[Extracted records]
+===+

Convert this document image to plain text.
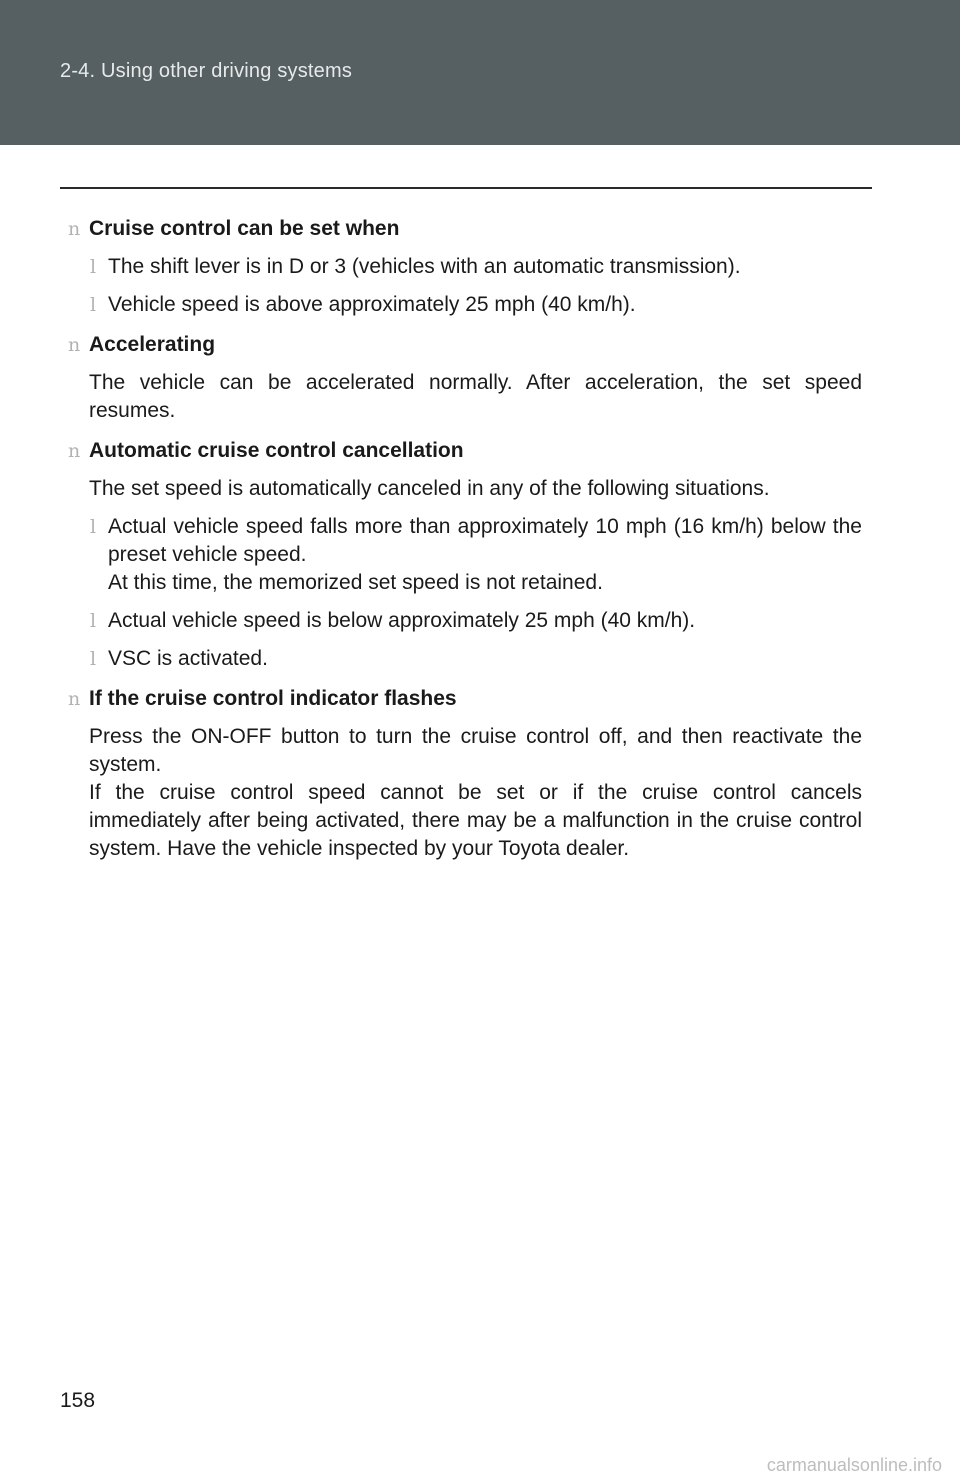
2-4. Using other driving systems
n Cruise control can be set when
l The shift lever is in D or 3 (vehicles with an automatic transmission).
l Vehicle speed is above approximately 25 mph (40 km/h).
n Accelerating
The vehicle can be accelerated normally. After acceleration, the set speed resumes.
n Automatic cruise control cancellation
The set speed is automatically canceled in any of the following situations.
l Actual vehicle speed falls more than approximately 10 mph (16 km/h) below the preset vehicle speed.
At this time, the memorized set speed is not retained.
l Actual vehicle speed is below approximately 25 mph (40 km/h).
l VSC is activated.
n If the cruise control indicator flashes
Press the ON-OFF button to turn the cruise control off, and then reactivate the system.
If the cruise control speed cannot be set or if the cruise control cancels immediately after being activated, there may be a malfunction in the cruise control system. Have the vehicle inspected by your Toyota dealer.
158
carmanualsonline.info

+===+

[Exercise objective]
Keep the pictures out and write out the records exactly.

[Task result]
Convert this document image to plain text.
2-4. Using other driving systems
n Cruise control can be set when
l The shift lever is in D or 3 (vehicles with an automatic transmission).
l Vehicle speed is above approximately 25 mph (40 km/h).
n Accelerating
The vehicle can be accelerated normally. After acceleration, the set speed resumes.
n Automatic cruise control cancellation
The set speed is automatically canceled in any of the following situations.
l Actual vehicle speed falls more than approximately 10 mph (16 km/h) below the preset vehicle speed.
At this time, the memorized set speed is not retained.
l Actual vehicle speed is below approximately 25 mph (40 km/h).
l VSC is activated.
n If the cruise control indicator flashes
Press the ON-OFF button to turn the cruise control off, and then reactivate the system.
If the cruise control speed cannot be set or if the cruise control cancels immediately after being activated, there may be a malfunction in the cruise control system. Have the vehicle inspected by your Toyota dealer.
158
carmanualsonline.info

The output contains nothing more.